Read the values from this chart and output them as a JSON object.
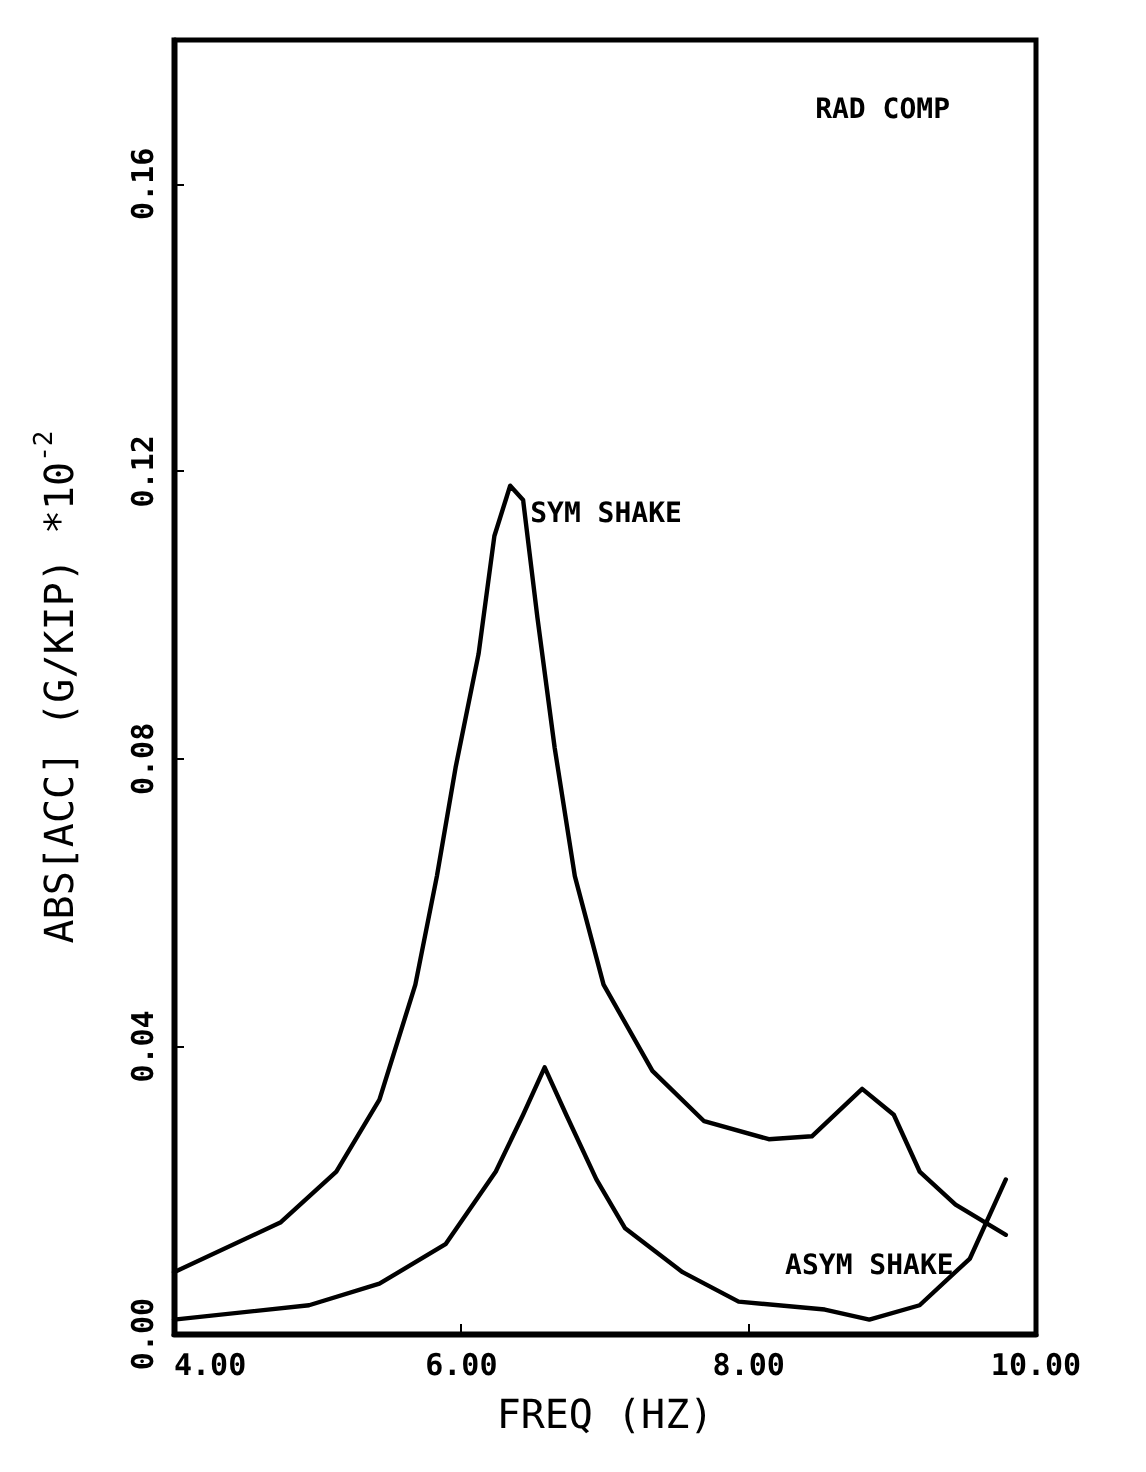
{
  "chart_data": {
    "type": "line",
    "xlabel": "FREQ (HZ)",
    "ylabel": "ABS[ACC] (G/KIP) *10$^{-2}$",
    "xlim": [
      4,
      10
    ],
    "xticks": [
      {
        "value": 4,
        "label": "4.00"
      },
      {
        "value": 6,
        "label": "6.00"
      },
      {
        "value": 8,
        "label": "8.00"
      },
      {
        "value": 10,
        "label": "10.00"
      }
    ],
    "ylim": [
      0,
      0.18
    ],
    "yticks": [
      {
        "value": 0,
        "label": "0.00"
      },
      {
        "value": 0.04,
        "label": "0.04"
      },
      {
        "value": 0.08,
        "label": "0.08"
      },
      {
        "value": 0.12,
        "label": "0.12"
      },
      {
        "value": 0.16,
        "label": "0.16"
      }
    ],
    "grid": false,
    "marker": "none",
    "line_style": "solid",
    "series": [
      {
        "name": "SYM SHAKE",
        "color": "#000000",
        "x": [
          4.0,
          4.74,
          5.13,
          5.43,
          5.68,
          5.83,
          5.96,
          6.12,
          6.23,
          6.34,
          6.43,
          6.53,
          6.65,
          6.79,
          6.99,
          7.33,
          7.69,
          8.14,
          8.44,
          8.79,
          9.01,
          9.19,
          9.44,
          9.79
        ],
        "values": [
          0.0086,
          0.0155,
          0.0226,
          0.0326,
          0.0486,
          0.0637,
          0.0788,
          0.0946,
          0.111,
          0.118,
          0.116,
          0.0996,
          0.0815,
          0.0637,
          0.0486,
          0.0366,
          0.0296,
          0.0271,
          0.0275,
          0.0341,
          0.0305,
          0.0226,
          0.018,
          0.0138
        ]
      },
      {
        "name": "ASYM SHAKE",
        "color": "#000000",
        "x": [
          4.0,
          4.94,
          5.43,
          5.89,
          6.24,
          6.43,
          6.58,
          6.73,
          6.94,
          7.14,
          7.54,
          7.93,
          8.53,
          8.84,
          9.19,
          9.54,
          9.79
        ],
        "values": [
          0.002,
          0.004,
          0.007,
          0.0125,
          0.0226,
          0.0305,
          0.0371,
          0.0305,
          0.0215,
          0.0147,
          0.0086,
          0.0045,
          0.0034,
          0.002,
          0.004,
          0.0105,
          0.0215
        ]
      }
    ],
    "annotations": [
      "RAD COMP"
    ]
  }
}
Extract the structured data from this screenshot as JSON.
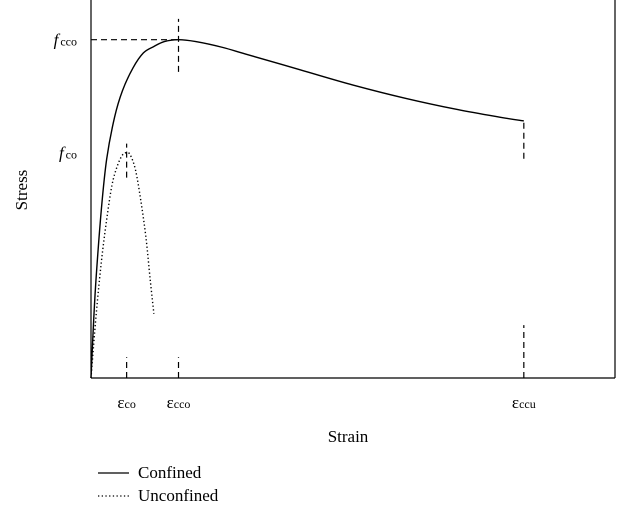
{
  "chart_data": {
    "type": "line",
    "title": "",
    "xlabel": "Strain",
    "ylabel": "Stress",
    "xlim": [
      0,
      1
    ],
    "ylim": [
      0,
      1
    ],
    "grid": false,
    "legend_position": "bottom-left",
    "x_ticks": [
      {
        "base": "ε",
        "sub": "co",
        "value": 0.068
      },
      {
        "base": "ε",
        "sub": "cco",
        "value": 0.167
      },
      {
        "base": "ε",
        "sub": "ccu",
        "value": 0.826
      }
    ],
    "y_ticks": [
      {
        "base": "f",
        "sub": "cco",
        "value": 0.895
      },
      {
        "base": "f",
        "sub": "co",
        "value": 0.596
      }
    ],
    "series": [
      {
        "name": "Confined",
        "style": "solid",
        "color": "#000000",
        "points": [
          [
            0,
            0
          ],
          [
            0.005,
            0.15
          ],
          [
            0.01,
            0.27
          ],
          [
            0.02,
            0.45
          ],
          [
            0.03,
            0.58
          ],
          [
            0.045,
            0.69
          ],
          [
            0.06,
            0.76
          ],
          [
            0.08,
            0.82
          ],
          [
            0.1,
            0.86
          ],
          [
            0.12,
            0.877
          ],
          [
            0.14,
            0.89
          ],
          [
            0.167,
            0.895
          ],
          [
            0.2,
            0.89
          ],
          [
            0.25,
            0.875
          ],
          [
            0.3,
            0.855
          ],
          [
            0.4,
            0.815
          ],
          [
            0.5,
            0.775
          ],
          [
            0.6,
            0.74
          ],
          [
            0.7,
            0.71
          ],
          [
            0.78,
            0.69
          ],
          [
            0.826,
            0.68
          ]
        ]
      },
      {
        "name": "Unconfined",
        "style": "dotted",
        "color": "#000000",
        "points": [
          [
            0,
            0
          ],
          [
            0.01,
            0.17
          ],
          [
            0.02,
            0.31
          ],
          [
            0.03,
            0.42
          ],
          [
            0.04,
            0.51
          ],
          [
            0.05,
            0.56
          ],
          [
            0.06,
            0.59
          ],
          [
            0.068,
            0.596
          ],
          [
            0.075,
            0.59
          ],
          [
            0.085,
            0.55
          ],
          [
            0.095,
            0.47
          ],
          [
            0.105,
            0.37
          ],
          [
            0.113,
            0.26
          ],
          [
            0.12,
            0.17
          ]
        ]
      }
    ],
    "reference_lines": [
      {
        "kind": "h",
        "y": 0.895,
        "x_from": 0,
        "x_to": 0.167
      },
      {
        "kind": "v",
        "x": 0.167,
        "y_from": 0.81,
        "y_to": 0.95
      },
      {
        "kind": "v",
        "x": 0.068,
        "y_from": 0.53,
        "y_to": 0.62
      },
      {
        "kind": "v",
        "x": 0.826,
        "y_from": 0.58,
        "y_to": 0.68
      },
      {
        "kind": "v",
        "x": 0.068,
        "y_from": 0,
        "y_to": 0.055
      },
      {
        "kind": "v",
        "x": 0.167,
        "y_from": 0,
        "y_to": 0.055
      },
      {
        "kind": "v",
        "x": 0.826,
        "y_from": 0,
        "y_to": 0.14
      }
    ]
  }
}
------------------------------
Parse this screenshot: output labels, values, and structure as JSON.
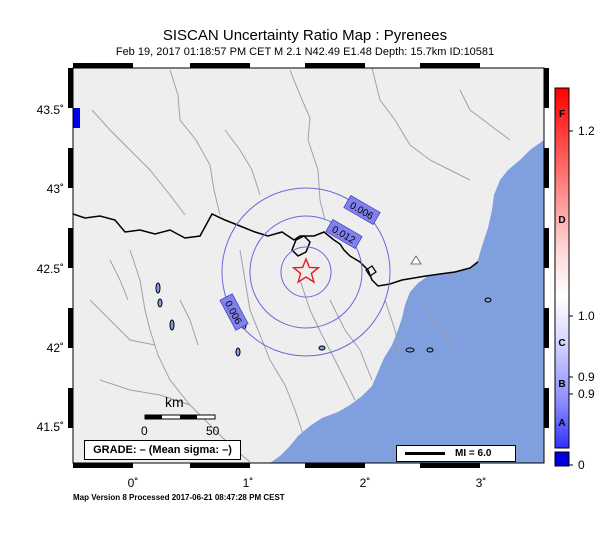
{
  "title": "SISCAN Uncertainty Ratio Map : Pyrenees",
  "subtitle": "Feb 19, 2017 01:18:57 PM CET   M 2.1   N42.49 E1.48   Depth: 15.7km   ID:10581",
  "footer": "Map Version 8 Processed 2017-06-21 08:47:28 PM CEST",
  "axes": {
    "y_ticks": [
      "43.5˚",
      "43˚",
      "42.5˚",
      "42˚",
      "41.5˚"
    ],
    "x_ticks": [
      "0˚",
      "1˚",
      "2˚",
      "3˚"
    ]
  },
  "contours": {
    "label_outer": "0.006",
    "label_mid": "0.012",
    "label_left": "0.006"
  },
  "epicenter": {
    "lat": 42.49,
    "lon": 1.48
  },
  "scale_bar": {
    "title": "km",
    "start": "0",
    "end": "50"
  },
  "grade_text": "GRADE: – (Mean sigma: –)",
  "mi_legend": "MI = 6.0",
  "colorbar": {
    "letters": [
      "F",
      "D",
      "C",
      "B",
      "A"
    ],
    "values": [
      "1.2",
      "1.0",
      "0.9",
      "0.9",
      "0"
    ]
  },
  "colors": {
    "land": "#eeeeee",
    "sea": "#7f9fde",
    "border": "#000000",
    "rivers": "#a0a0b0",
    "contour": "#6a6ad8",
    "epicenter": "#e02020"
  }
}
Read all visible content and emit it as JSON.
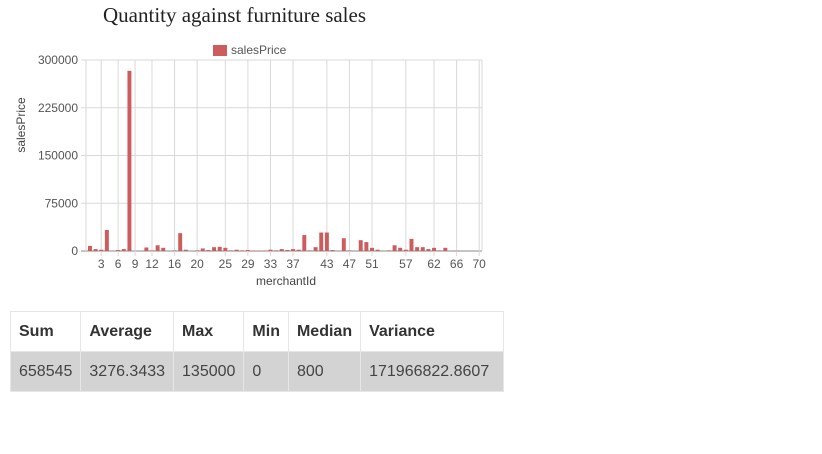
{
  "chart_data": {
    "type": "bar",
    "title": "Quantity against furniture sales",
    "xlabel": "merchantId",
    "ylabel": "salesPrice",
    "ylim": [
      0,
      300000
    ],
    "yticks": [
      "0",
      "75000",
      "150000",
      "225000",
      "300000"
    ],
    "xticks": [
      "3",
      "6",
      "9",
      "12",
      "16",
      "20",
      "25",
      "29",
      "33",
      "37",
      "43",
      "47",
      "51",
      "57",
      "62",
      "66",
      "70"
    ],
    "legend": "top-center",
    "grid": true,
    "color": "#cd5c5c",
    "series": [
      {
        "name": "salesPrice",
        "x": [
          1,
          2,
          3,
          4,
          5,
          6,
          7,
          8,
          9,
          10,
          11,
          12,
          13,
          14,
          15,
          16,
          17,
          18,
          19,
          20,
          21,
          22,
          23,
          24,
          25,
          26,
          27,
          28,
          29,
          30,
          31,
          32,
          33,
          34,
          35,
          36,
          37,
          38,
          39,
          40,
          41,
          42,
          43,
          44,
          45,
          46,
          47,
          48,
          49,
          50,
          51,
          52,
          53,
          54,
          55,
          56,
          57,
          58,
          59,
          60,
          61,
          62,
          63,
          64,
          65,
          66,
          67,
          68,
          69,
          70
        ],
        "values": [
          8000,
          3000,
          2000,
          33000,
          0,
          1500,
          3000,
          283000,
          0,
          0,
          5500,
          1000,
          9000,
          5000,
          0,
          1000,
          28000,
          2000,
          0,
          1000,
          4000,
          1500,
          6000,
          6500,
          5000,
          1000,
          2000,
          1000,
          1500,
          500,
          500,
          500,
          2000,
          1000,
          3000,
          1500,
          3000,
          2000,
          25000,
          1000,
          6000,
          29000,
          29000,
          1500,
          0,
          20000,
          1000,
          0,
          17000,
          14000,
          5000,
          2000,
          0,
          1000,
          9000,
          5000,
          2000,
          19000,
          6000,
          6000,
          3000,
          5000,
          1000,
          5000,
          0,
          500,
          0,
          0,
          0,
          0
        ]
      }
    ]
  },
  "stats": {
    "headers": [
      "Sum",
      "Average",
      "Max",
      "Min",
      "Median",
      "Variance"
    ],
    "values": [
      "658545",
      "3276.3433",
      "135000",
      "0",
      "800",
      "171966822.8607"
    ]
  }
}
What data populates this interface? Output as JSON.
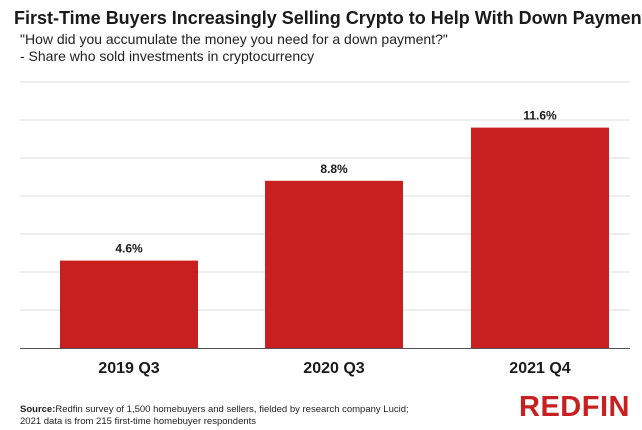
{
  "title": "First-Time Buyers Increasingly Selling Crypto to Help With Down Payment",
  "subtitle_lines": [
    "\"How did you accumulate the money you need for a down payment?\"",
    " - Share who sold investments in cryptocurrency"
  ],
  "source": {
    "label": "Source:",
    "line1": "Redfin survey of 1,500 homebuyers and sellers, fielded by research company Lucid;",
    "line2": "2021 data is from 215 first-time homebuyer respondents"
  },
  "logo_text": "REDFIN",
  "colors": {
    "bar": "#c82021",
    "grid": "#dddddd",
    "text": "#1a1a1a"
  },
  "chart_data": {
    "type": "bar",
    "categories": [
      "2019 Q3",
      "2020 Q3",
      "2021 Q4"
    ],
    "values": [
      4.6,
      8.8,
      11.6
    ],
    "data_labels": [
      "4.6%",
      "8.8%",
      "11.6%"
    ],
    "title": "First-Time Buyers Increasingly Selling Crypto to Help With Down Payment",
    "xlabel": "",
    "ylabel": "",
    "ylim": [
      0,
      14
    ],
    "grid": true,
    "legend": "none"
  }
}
------------------------------
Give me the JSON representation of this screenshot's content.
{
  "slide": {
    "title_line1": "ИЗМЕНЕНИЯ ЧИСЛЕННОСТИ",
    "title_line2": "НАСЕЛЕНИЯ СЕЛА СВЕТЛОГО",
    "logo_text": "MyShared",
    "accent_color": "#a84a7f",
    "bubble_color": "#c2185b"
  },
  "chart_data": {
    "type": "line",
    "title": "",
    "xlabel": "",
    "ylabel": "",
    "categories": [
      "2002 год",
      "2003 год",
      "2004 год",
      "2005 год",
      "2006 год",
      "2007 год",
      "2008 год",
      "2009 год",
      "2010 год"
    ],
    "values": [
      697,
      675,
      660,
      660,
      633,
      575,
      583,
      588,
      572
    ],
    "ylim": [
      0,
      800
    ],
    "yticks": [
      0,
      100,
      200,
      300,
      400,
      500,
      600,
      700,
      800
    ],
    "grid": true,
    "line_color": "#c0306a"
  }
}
------------------------------
Directive | Using the records above, copy each line that contains "Selling".

Final result |
  "title": "First-Time Buyers Increasingly Selling Crypto to Help With Down Payment",
    "title": "First-Time Buyers Increasingly Selling Crypto to Help With Down Payment",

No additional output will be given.